No record may be left out; print them all verbatim.
+++
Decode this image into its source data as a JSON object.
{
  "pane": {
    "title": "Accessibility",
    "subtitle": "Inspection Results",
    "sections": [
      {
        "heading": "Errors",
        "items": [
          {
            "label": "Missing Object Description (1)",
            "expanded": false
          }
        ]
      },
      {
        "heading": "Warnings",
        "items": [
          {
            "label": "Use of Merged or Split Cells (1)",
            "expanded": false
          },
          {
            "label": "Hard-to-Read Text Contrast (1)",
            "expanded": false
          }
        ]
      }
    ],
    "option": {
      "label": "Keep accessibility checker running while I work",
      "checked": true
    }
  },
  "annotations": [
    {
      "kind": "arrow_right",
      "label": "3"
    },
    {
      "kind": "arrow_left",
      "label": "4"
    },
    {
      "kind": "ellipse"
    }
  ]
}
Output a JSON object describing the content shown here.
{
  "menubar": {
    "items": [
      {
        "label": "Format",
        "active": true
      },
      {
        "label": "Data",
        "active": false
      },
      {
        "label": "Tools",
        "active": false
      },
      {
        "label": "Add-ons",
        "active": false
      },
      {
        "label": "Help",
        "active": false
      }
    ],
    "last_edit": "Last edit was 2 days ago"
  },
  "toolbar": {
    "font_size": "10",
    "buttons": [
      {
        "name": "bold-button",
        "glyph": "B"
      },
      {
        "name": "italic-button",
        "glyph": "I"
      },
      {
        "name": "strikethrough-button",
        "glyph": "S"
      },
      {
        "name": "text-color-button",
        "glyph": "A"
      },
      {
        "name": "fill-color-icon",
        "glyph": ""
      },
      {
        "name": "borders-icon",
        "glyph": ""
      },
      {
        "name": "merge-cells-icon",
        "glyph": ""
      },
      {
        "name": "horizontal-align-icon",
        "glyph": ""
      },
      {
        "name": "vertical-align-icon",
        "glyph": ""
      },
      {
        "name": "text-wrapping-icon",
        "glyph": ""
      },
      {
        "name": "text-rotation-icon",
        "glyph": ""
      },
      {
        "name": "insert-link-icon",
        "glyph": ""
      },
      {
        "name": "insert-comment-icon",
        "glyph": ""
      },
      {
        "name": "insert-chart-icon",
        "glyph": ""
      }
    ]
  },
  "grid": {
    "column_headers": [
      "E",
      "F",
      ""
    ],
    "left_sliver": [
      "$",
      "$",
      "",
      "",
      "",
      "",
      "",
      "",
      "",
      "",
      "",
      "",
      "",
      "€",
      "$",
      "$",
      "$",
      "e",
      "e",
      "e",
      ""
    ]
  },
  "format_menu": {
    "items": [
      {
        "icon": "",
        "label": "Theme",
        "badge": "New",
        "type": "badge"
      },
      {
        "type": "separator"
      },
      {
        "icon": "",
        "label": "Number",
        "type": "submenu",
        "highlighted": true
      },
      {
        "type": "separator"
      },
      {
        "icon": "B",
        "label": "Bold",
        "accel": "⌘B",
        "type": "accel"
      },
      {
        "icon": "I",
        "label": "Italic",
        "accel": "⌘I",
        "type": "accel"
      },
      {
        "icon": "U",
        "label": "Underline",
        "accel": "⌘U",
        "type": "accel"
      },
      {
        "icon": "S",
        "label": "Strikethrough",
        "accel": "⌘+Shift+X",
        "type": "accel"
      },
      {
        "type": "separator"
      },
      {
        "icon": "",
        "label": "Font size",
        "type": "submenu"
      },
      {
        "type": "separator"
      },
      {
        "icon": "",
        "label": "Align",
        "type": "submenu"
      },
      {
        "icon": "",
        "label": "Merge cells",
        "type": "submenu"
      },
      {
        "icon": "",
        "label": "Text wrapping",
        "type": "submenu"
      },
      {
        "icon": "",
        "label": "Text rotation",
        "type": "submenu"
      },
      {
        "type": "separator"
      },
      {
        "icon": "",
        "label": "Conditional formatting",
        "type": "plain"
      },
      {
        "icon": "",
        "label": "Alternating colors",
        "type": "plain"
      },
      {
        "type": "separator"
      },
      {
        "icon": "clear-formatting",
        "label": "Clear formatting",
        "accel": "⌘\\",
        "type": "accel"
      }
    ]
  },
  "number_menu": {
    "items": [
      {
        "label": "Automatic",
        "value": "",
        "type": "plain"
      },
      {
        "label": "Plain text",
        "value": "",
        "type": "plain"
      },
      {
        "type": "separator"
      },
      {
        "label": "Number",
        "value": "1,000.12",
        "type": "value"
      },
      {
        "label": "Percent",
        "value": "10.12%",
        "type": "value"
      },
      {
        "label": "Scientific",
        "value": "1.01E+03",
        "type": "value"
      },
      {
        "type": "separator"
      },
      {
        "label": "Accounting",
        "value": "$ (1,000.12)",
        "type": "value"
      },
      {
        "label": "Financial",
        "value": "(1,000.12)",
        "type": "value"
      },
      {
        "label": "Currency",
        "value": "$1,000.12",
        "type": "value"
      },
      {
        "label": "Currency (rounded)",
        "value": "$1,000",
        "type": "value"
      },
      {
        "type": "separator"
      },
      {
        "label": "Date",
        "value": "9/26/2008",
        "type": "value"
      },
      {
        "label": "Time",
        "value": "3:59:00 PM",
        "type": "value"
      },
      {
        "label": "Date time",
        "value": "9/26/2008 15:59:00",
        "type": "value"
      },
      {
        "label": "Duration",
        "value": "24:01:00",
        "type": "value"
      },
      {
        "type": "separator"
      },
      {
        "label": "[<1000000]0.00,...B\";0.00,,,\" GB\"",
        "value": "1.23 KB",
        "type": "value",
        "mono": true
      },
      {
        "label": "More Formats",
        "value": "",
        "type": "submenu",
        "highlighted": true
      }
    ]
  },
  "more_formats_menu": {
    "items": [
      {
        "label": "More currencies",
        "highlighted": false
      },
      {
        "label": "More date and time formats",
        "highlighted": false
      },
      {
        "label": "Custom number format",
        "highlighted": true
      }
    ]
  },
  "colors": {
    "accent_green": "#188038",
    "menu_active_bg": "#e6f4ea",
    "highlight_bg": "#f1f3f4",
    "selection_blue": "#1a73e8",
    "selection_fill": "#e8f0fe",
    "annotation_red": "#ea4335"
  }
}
+++
> WRITTEN SOLUTION:
Decode this image into its source data as a JSON object.
{
  "pane": {
    "title": "Accessibility",
    "subtitle": "Inspection Results",
    "sections": [
      {
        "heading": "Errors",
        "items": [
          {
            "label": "Missing Object Description (1)",
            "expanded": false
          }
        ]
      },
      {
        "heading": "Warnings",
        "items": [
          {
            "label": "Use of Merged or Split Cells (1)",
            "expanded": false
          },
          {
            "label": "Hard-to-Read Text Contrast (1)",
            "expanded": false
          }
        ]
      }
    ],
    "option": {
      "label": "Keep accessibility checker running while I work",
      "checked": true
    }
  },
  "annotations": [
    {
      "kind": "arrow_right",
      "label": "3"
    },
    {
      "kind": "arrow_left",
      "label": "4"
    },
    {
      "kind": "ellipse"
    }
  ]
}
Output a JSON object describing the content shown here.
{
  "menubar": {
    "items": [
      {
        "label": "Format",
        "active": true
      },
      {
        "label": "Data",
        "active": false
      },
      {
        "label": "Tools",
        "active": false
      },
      {
        "label": "Add-ons",
        "active": false
      },
      {
        "label": "Help",
        "active": false
      }
    ],
    "last_edit": "Last edit was 2 days ago"
  },
  "toolbar": {
    "font_size": "10",
    "buttons": [
      {
        "name": "bold-button",
        "glyph": "B"
      },
      {
        "name": "italic-button",
        "glyph": "I"
      },
      {
        "name": "strikethrough-button",
        "glyph": "S"
      },
      {
        "name": "text-color-button",
        "glyph": "A"
      },
      {
        "name": "fill-color-icon",
        "glyph": ""
      },
      {
        "name": "borders-icon",
        "glyph": ""
      },
      {
        "name": "merge-cells-icon",
        "glyph": ""
      },
      {
        "name": "horizontal-align-icon",
        "glyph": ""
      },
      {
        "name": "vertical-align-icon",
        "glyph": ""
      },
      {
        "name": "text-wrapping-icon",
        "glyph": ""
      },
      {
        "name": "text-rotation-icon",
        "glyph": ""
      },
      {
        "name": "insert-link-icon",
        "glyph": ""
      },
      {
        "name": "insert-comment-icon",
        "glyph": ""
      },
      {
        "name": "insert-chart-icon",
        "glyph": ""
      }
    ]
  },
  "grid": {
    "column_headers": [
      "E",
      "F",
      ""
    ],
    "left_sliver": [
      "$",
      "$",
      "",
      "",
      "",
      "",
      "",
      "",
      "",
      "",
      "",
      "",
      "",
      "€",
      "$",
      "$",
      "$",
      "e",
      "e",
      "e",
      ""
    ]
  },
  "format_menu": {
    "items": [
      {
        "icon": "",
        "label": "Theme",
        "badge": "New",
        "type": "badge"
      },
      {
        "type": "separator"
      },
      {
        "icon": "",
        "label": "Number",
        "type": "submenu",
        "highlighted": true
      },
      {
        "type": "separator"
      },
      {
        "icon": "B",
        "label": "Bold",
        "accel": "⌘B",
        "type": "accel"
      },
      {
        "icon": "I",
        "label": "Italic",
        "accel": "⌘I",
        "type": "accel"
      },
      {
        "icon": "U",
        "label": "Underline",
        "accel": "⌘U",
        "type": "accel"
      },
      {
        "icon": "S",
        "label": "Strikethrough",
        "accel": "⌘+Shift+X",
        "type": "accel"
      },
      {
        "type": "separator"
      },
      {
        "icon": "",
        "label": "Font size",
        "type": "submenu"
      },
      {
        "type": "separator"
      },
      {
        "icon": "",
        "label": "Align",
        "type": "submenu"
      },
      {
        "icon": "",
        "label": "Merge cells",
        "type": "submenu"
      },
      {
        "icon": "",
        "label": "Text wrapping",
        "type": "submenu"
      },
      {
        "icon": "",
        "label": "Text rotation",
        "type": "submenu"
      },
      {
        "type": "separator"
      },
      {
        "icon": "",
        "label": "Conditional formatting",
        "type": "plain"
      },
      {
        "icon": "",
        "label": "Alternating colors",
        "type": "plain"
      },
      {
        "type": "separator"
      },
      {
        "icon": "clear-formatting",
        "label": "Clear formatting",
        "accel": "⌘\\",
        "type": "accel"
      }
    ]
  },
  "number_menu": {
    "items": [
      {
        "label": "Automatic",
        "value": "",
        "type": "plain"
      },
      {
        "label": "Plain text",
        "value": "",
        "type": "plain"
      },
      {
        "type": "separator"
      },
      {
        "label": "Number",
        "value": "1,000.12",
        "type": "value"
      },
      {
        "label": "Percent",
        "value": "10.12%",
        "type": "value"
      },
      {
        "label": "Scientific",
        "value": "1.01E+03",
        "type": "value"
      },
      {
        "type": "separator"
      },
      {
        "label": "Accounting",
        "value": "$ (1,000.12)",
        "type": "value"
      },
      {
        "label": "Financial",
        "value": "(1,000.12)",
        "type": "value"
      },
      {
        "label": "Currency",
        "value": "$1,000.12",
        "type": "value"
      },
      {
        "label": "Currency (rounded)",
        "value": "$1,000",
        "type": "value"
      },
      {
        "type": "separator"
      },
      {
        "label": "Date",
        "value": "9/26/2008",
        "type": "value"
      },
      {
        "label": "Time",
        "value": "3:59:00 PM",
        "type": "value"
      },
      {
        "label": "Date time",
        "value": "9/26/2008 15:59:00",
        "type": "value"
      },
      {
        "label": "Duration",
        "value": "24:01:00",
        "type": "value"
      },
      {
        "type": "separator"
      },
      {
        "label": "[<1000000]0.00,...B\";0.00,,,\" GB\"",
        "value": "1.23 KB",
        "type": "value",
        "mono": true
      },
      {
        "label": "More Formats",
        "value": "",
        "type": "submenu",
        "highlighted": true
      }
    ]
  },
  "more_formats_menu": {
    "items": [
      {
        "label": "More currencies",
        "highlighted": false
      },
      {
        "label": "More date and time formats",
        "highlighted": false
      },
      {
        "label": "Custom number format",
        "highlighted": true
      }
    ]
  },
  "colors": {
    "accent_green": "#188038",
    "menu_active_bg": "#e6f4ea",
    "highlight_bg": "#f1f3f4",
    "selection_blue": "#1a73e8",
    "selection_fill": "#e8f0fe",
    "annotation_red": "#ea4335"
  }
}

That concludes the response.